___ Information shown ___
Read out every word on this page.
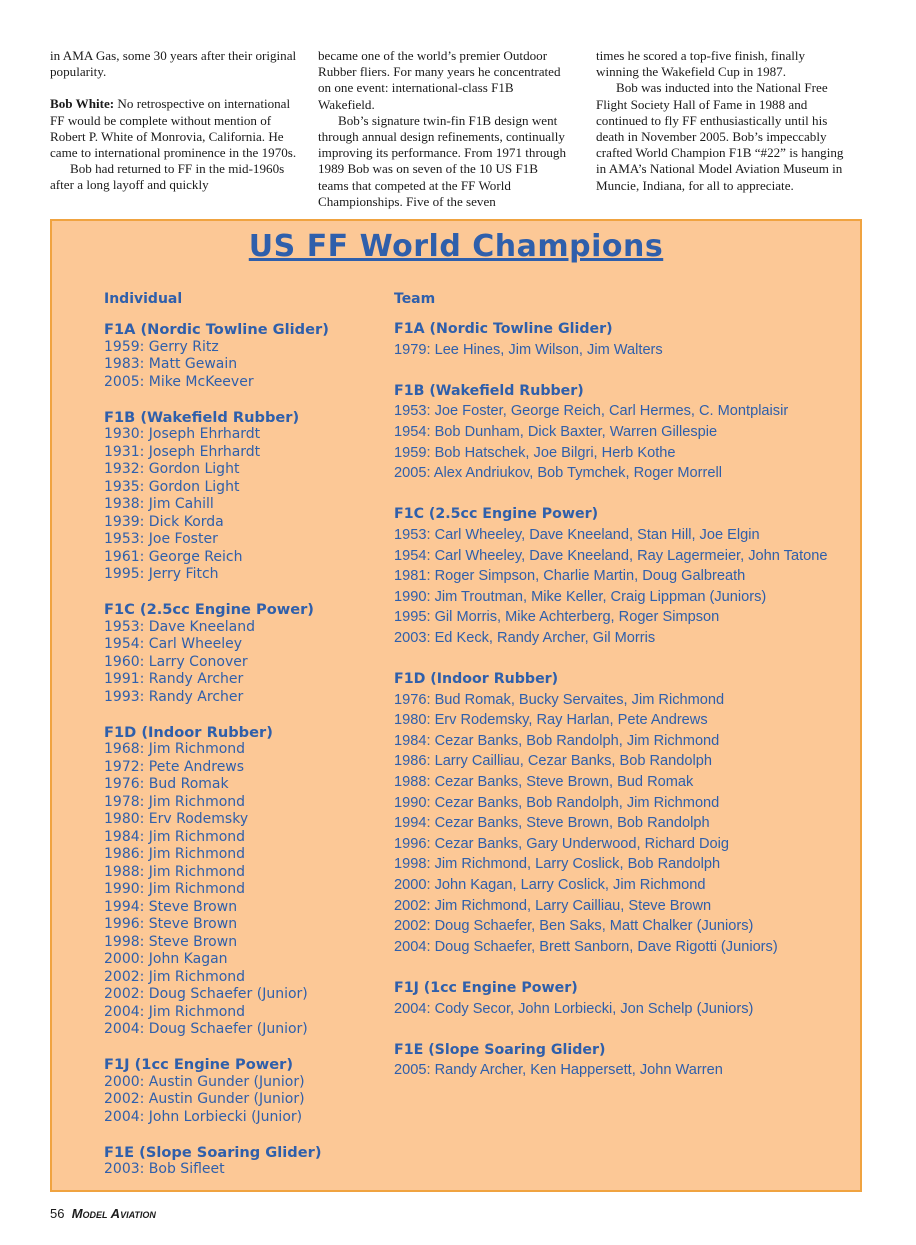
in AMA Gas, some 30 years after their original popularity.

Bob White: No retrospective on international FF would be complete without mention of Robert P. White of Monrovia, California. He came to international prominence in the 1970s.

Bob had returned to FF in the mid-1960s after a long layoff and quickly

became one of the world’s premier Outdoor Rubber fliers. For many years he concentrated on one event: international-class F1B Wakefield.

Bob’s signature twin-fin F1B design went through annual design refinements, continually improving its performance. From 1971 through 1989 Bob was on seven of the 10 US F1B teams that competed at the FF World Championships. Five of the seven

times he scored a top-five finish, finally winning the Wakefield Cup in 1987.

Bob was inducted into the National Free Flight Society Hall of Fame in 1988 and continued to fly FF enthusiastically until his death in November 2005. Bob’s impeccably crafted World Champion F1B “#22” is hanging in AMA’s National Model Aviation Museum in Muncie, Indiana, for all to appreciate.

US FF World Champions
Individual	Team
F1A (Nordic Towline Glider)
1959: Gerry Ritz
1983: Matt Gewain
2005: Mike McKeever
F1B (Wakefield Rubber)
1930: Joseph Ehrhardt
1931: Joseph Ehrhardt
1932: Gordon Light
1935: Gordon Light
1938: Jim Cahill
1939: Dick Korda
1953: Joe Foster
1961: George Reich
1995: Jerry Fitch
F1C (2.5cc Engine Power)
1953: Dave Kneeland
1954: Carl Wheeley
1960: Larry Conover
1991: Randy Archer
1993: Randy Archer
F1D (Indoor Rubber)
1968: Jim Richmond
1972: Pete Andrews
1976: Bud Romak
1978: Jim Richmond
1980: Erv Rodemsky
1984: Jim Richmond
1986: Jim Richmond
1988: Jim Richmond
1990: Jim Richmond
1994: Steve Brown
1996: Steve Brown
1998: Steve Brown
2000: John Kagan
2002: Jim Richmond
2002: Doug Schaefer (Junior)
2004: Jim Richmond
2004: Doug Schaefer (Junior)
F1J (1cc Engine Power)
2000: Austin Gunder (Junior)
2002: Austin Gunder (Junior)
2004: John Lorbiecki (Junior)
F1E (Slope Soaring Glider)
2003: Bob Sifleet
F1A (Nordic Towline Glider)
1979: Lee Hines, Jim Wilson, Jim Walters
F1B (Wakefield Rubber)
1953: Joe Foster, George Reich, Carl Hermes, C. Montplaisir
1954: Bob Dunham, Dick Baxter, Warren Gillespie
1959: Bob Hatschek, Joe Bilgri, Herb Kothe
2005: Alex Andriukov, Bob Tymchek, Roger Morrell
F1C (2.5cc Engine Power)
1953: Carl Wheeley, Dave Kneeland, Stan Hill, Joe Elgin
1954: Carl Wheeley, Dave Kneeland, Ray Lagermeier, John Tatone
1981: Roger Simpson, Charlie Martin, Doug Galbreath
1990: Jim Troutman, Mike Keller, Craig Lippman (Juniors)
1995: Gil Morris, Mike Achterberg, Roger Simpson
2003: Ed Keck, Randy Archer, Gil Morris
F1D (Indoor Rubber)
1976: Bud Romak, Bucky Servaites, Jim Richmond
1980: Erv Rodemsky, Ray Harlan, Pete Andrews
1984: Cezar Banks, Bob Randolph, Jim Richmond
1986: Larry Cailliau, Cezar Banks, Bob Randolph
1988: Cezar Banks, Steve Brown, Bud Romak
1990: Cezar Banks, Bob Randolph, Jim Richmond
1994: Cezar Banks, Steve Brown, Bob Randolph
1996: Cezar Banks, Gary Underwood, Richard Doig
1998: Jim Richmond, Larry Coslick, Bob Randolph
2000: John Kagan, Larry Coslick, Jim Richmond
2002: Jim Richmond, Larry Cailliau, Steve Brown
2002: Doug Schaefer, Ben Saks, Matt Chalker (Juniors)
2004: Doug Schaefer, Brett Sanborn, Dave Rigotti (Juniors)
F1J (1cc Engine Power)
2004: Cody Secor, John Lorbiecki, Jon Schelp (Juniors)
F1E (Slope Soaring Glider)
2005: Randy Archer, Ken Happersett, John Warren
56 Model Aviation
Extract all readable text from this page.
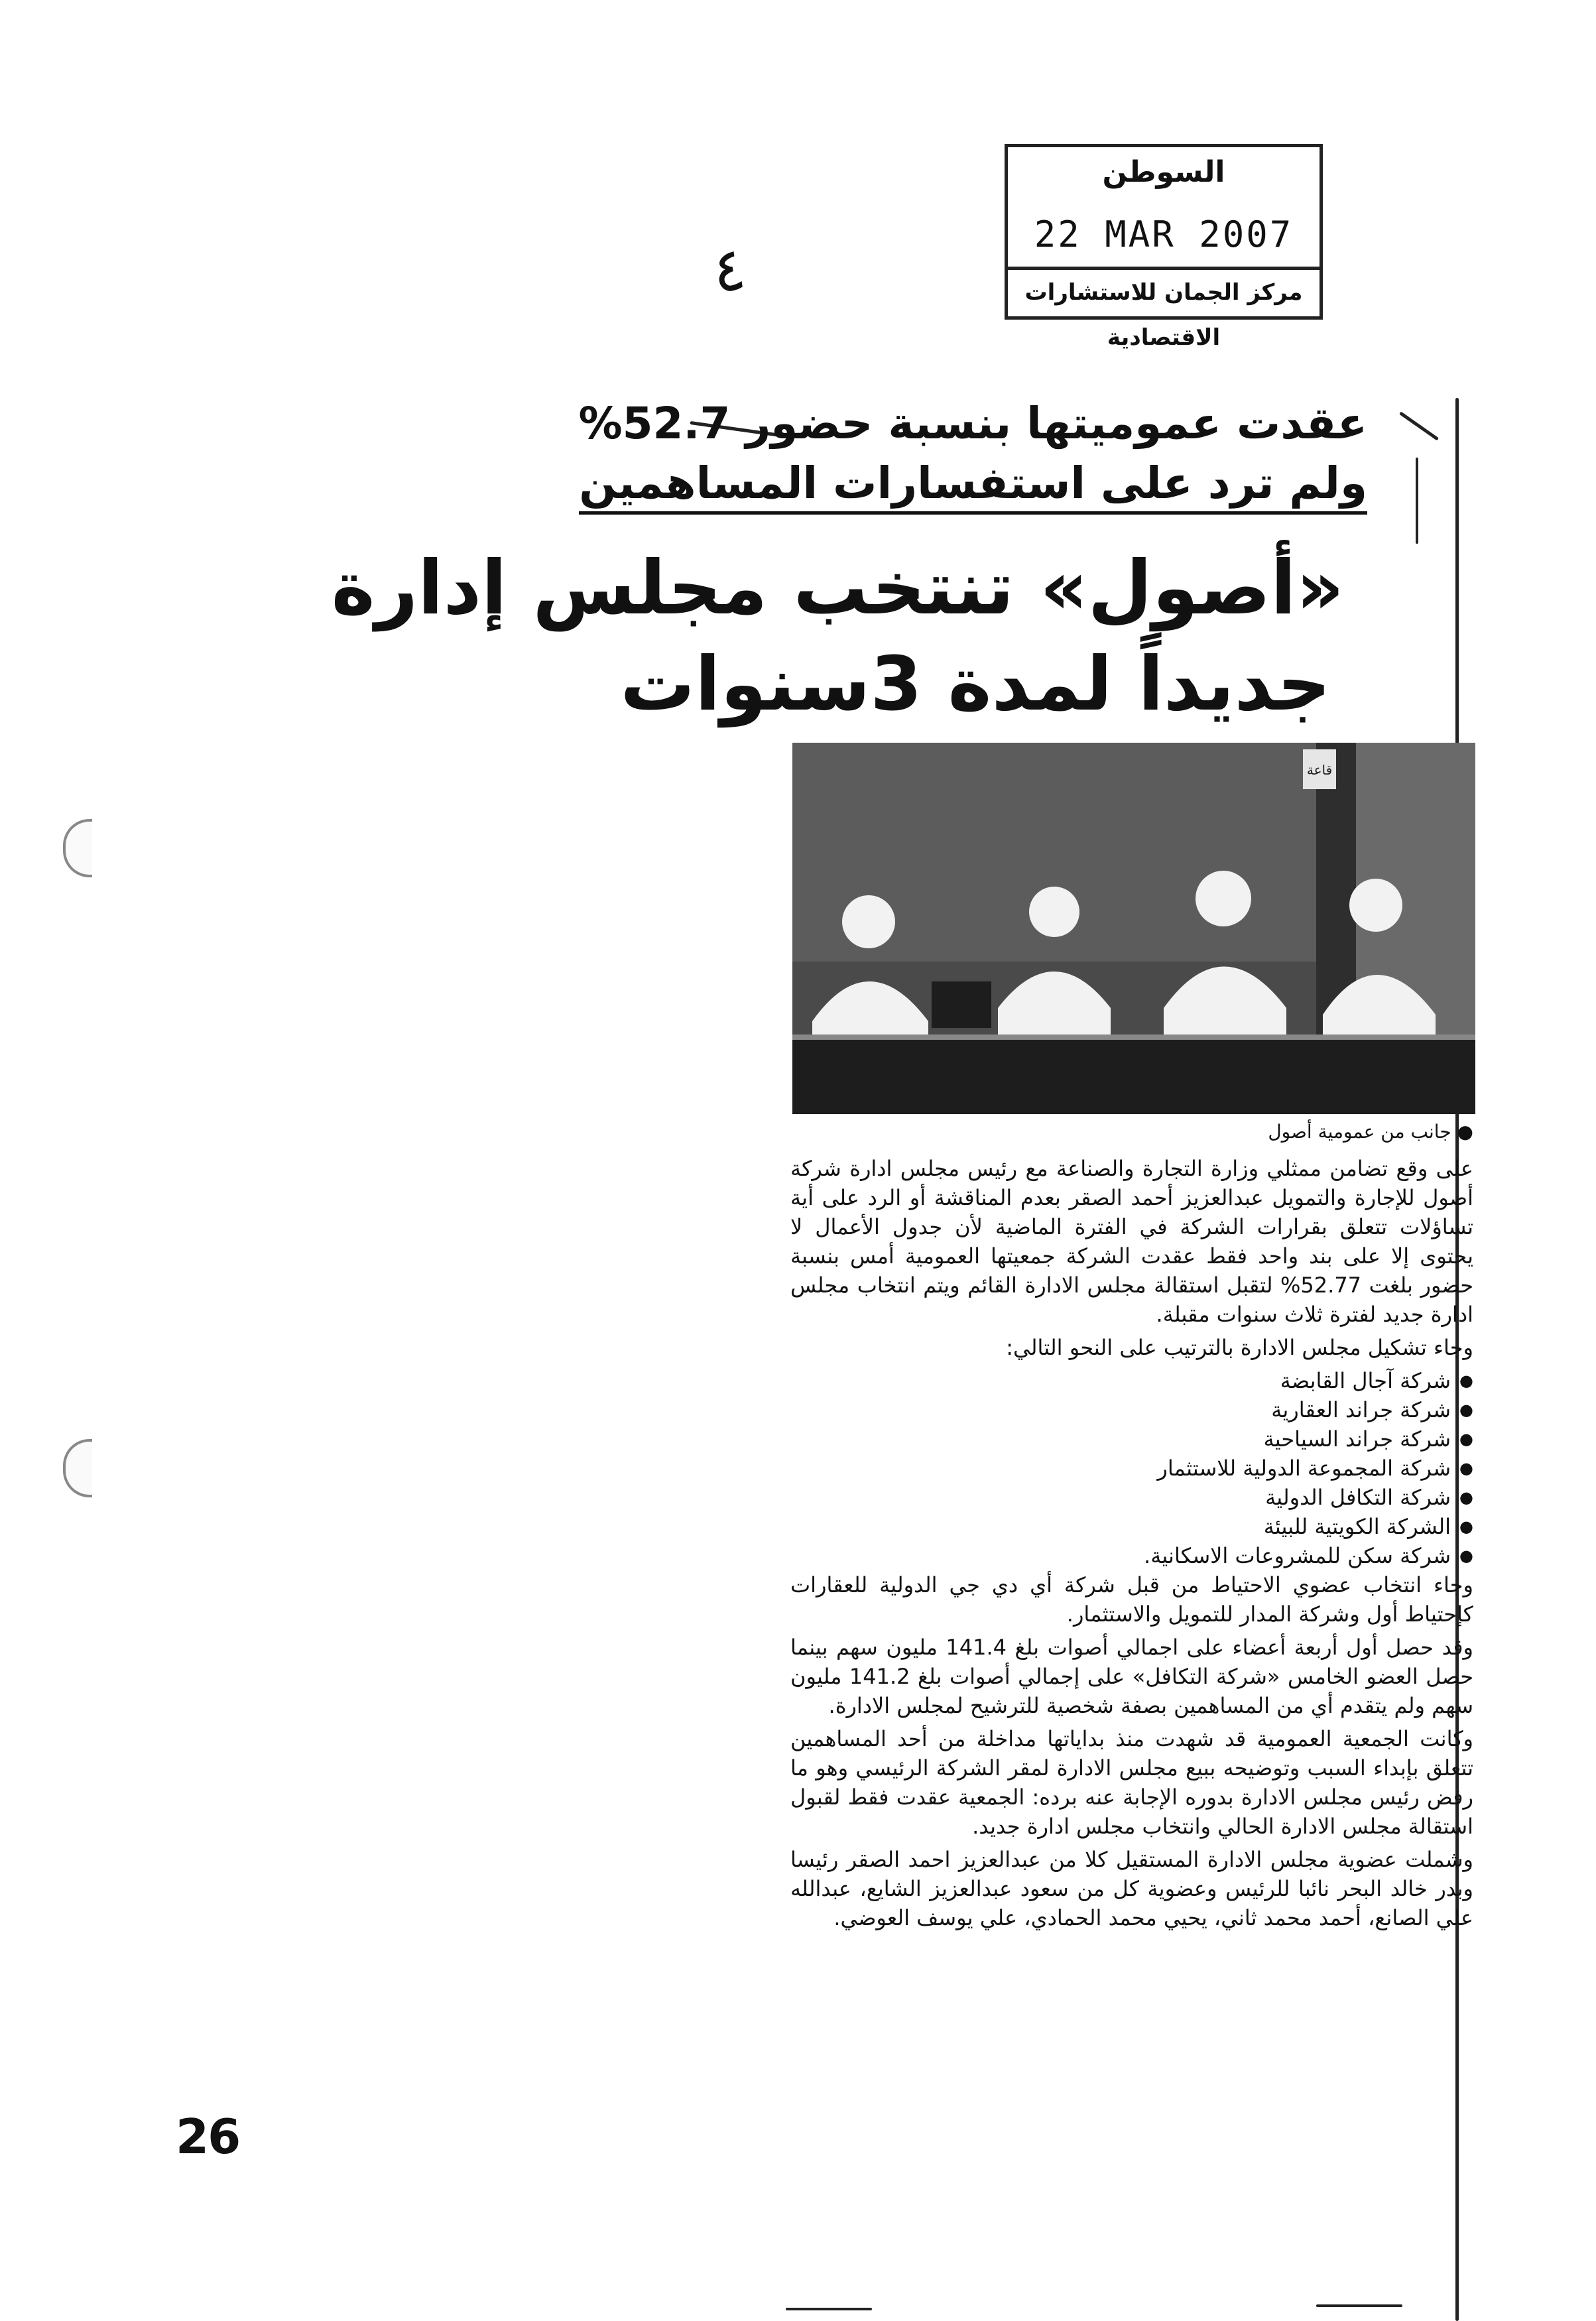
السوطن
22 MAR 2007
مركز الجمان للاستشارات الاقتصادية
٤
عقدت عموميتها بنسبة حضور 52.7%
ولم ترد على استفسارات المساهمين
«أصول» تنتخب مجلس إدارة
جديداً لمدة 3سنوات
قاعة
● جانب من عمومية أصول

على وقع تضامن ممثلي وزارة التجارة والصناعة مع رئيس مجلس ادارة شركة أصول للإجارة والتمويل عبدالعزيز أحمد الصقر بعدم المناقشة أو الرد على أية تساؤلات تتعلق بقرارات الشركة في الفترة الماضية لأن جدول الأعمال لا يحتوى إلا على بند واحد فقط عقدت الشركة جمعيتها العمومية أمس بنسبة حضور بلغت 52.77% لتقبل استقالة مجلس الادارة القائم ويتم انتخاب مجلس ادارة جديد لفترة ثلاث سنوات مقبلة.

وجاء تشكيل مجلس الادارة بالترتيب على النحو التالي:

● شركة آجال القابضة
● شركة جراند العقارية
● شركة جراند السياحية
● شركة المجموعة الدولية للاستثمار
● شركة التكافل الدولية
● الشركة الكويتية للبيئة
● شركة سكن للمشروعات الاسكانية.

وجاء انتخاب عضوي الاحتياط من قبل شركة أي دي جي الدولية للعقارات كإحتياط أول وشركة المدار للتمويل والاستثمار.

وقد حصل أول أربعة أعضاء على اجمالي أصوات بلغ 141.4 مليون سهم بينما حصل العضو الخامس «شركة التكافل» على إجمالي أصوات بلغ 141.2 مليون سهم ولم يتقدم أي من المساهمين بصفة شخصية للترشيح لمجلس الادارة.

وكانت الجمعية العمومية قد شهدت منذ بداياتها مداخلة من أحد المساهمين تتعلق بإبداء السبب وتوضيحه ببيع مجلس الادارة لمقر الشركة الرئيسي وهو ما رفض رئيس مجلس الادارة بدوره الإجابة عنه برده: الجمعية عقدت فقط لقبول استقالة مجلس الادارة الحالي وانتخاب مجلس ادارة جديد.

وشملت عضوية مجلس الادارة المستقيل كلا من عبدالعزيز احمد الصقر رئيسا وبدر خالد البحر نائبا للرئيس وعضوية كل من سعود عبدالعزيز الشايع، عبدالله علي الصانع، أحمد محمد ثاني، يحيي محمد الحمادي، علي يوسف العوضي.

26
___
## Set exercise
Your task is to retype all the entries exactly and leave out any pictures.

## Answer to this problem
Read out every word on this page.
in AMA Gas, some 30 years after their original popularity.

Bob White: No retrospective on international FF would be complete without mention of Robert P. White of Monrovia, California. He came to international prominence in the 1970s.

Bob had returned to FF in the mid-1960s after a long layoff and quickly

became one of the world’s premier Outdoor Rubber fliers. For many years he concentrated on one event: international-class F1B Wakefield.

Bob’s signature twin-fin F1B design went through annual design refinements, continually improving its performance. From 1971 through 1989 Bob was on seven of the 10 US F1B teams that competed at the FF World Championships. Five of the seven

times he scored a top-five finish, finally winning the Wakefield Cup in 1987.

Bob was inducted into the National Free Flight Society Hall of Fame in 1988 and continued to fly FF enthusiastically until his death in November 2005. Bob’s impeccably crafted World Champion F1B “#22” is hanging in AMA’s National Model Aviation Museum in Muncie, Indiana, for all to appreciate.

US FF World Champions
Individual	Team
F1A (Nordic Towline Glider)
1959: Gerry Ritz
1983: Matt Gewain
2005: Mike McKeever
F1B (Wakefield Rubber)
1930: Joseph Ehrhardt
1931: Joseph Ehrhardt
1932: Gordon Light
1935: Gordon Light
1938: Jim Cahill
1939: Dick Korda
1953: Joe Foster
1961: George Reich
1995: Jerry Fitch
F1C (2.5cc Engine Power)
1953: Dave Kneeland
1954: Carl Wheeley
1960: Larry Conover
1991: Randy Archer
1993: Randy Archer
F1D (Indoor Rubber)
1968: Jim Richmond
1972: Pete Andrews
1976: Bud Romak
1978: Jim Richmond
1980: Erv Rodemsky
1984: Jim Richmond
1986: Jim Richmond
1988: Jim Richmond
1990: Jim Richmond
1994: Steve Brown
1996: Steve Brown
1998: Steve Brown
2000: John Kagan
2002: Jim Richmond
2002: Doug Schaefer (Junior)
2004: Jim Richmond
2004: Doug Schaefer (Junior)
F1J (1cc Engine Power)
2000: Austin Gunder (Junior)
2002: Austin Gunder (Junior)
2004: John Lorbiecki (Junior)
F1E (Slope Soaring Glider)
2003: Bob Sifleet
F1A (Nordic Towline Glider)
1979: Lee Hines, Jim Wilson, Jim Walters
F1B (Wakefield Rubber)
1953: Joe Foster, George Reich, Carl Hermes, C. Montplaisir
1954: Bob Dunham, Dick Baxter, Warren Gillespie
1959: Bob Hatschek, Joe Bilgri, Herb Kothe
2005: Alex Andriukov, Bob Tymchek, Roger Morrell
F1C (2.5cc Engine Power)
1953: Carl Wheeley, Dave Kneeland, Stan Hill, Joe Elgin
1954: Carl Wheeley, Dave Kneeland, Ray Lagermeier, John Tatone
1981: Roger Simpson, Charlie Martin, Doug Galbreath
1990: Jim Troutman, Mike Keller, Craig Lippman (Juniors)
1995: Gil Morris, Mike Achterberg, Roger Simpson
2003: Ed Keck, Randy Archer, Gil Morris
F1D (Indoor Rubber)
1976: Bud Romak, Bucky Servaites, Jim Richmond
1980: Erv Rodemsky, Ray Harlan, Pete Andrews
1984: Cezar Banks, Bob Randolph, Jim Richmond
1986: Larry Cailliau, Cezar Banks, Bob Randolph
1988: Cezar Banks, Steve Brown, Bud Romak
1990: Cezar Banks, Bob Randolph, Jim Richmond
1994: Cezar Banks, Steve Brown, Bob Randolph
1996: Cezar Banks, Gary Underwood, Richard Doig
1998: Jim Richmond, Larry Coslick, Bob Randolph
2000: John Kagan, Larry Coslick, Jim Richmond
2002: Jim Richmond, Larry Cailliau, Steve Brown
2002: Doug Schaefer, Ben Saks, Matt Chalker (Juniors)
2004: Doug Schaefer, Brett Sanborn, Dave Rigotti (Juniors)
F1J (1cc Engine Power)
2004: Cody Secor, John Lorbiecki, Jon Schelp (Juniors)
F1E (Slope Soaring Glider)
2005: Randy Archer, Ken Happersett, John Warren
56 Model Aviation
Extract all readable text from this page.
السوطن
22 MAR 2007
مركز الجمان للاستشارات الاقتصادية
٤
عقدت عموميتها بنسبة حضور 52.7%
ولم ترد على استفسارات المساهمين
«أصول» تنتخب مجلس إدارة
جديداً لمدة 3سنوات
قاعة
● جانب من عمومية أصول

على وقع تضامن ممثلي وزارة التجارة والصناعة مع رئيس مجلس ادارة شركة أصول للإجارة والتمويل عبدالعزيز أحمد الصقر بعدم المناقشة أو الرد على أية تساؤلات تتعلق بقرارات الشركة في الفترة الماضية لأن جدول الأعمال لا يحتوى إلا على بند واحد فقط عقدت الشركة جمعيتها العمومية أمس بنسبة حضور بلغت 52.77% لتقبل استقالة مجلس الادارة القائم ويتم انتخاب مجلس ادارة جديد لفترة ثلاث سنوات مقبلة.

وجاء تشكيل مجلس الادارة بالترتيب على النحو التالي:

● شركة آجال القابضة
● شركة جراند العقارية
● شركة جراند السياحية
● شركة المجموعة الدولية للاستثمار
● شركة التكافل الدولية
● الشركة الكويتية للبيئة
● شركة سكن للمشروعات الاسكانية.

وجاء انتخاب عضوي الاحتياط من قبل شركة أي دي جي الدولية للعقارات كإحتياط أول وشركة المدار للتمويل والاستثمار.

وقد حصل أول أربعة أعضاء على اجمالي أصوات بلغ 141.4 مليون سهم بينما حصل العضو الخامس «شركة التكافل» على إجمالي أصوات بلغ 141.2 مليون سهم ولم يتقدم أي من المساهمين بصفة شخصية للترشيح لمجلس الادارة.

وكانت الجمعية العمومية قد شهدت منذ بداياتها مداخلة من أحد المساهمين تتعلق بإبداء السبب وتوضيحه ببيع مجلس الادارة لمقر الشركة الرئيسي وهو ما رفض رئيس مجلس الادارة بدوره الإجابة عنه برده: الجمعية عقدت فقط لقبول استقالة مجلس الادارة الحالي وانتخاب مجلس ادارة جديد.

وشملت عضوية مجلس الادارة المستقيل كلا من عبدالعزيز احمد الصقر رئيسا وبدر خالد البحر نائبا للرئيس وعضوية كل من سعود عبدالعزيز الشايع، عبدالله علي الصانع، أحمد محمد ثاني، يحيي محمد الحمادي، علي يوسف العوضي.

26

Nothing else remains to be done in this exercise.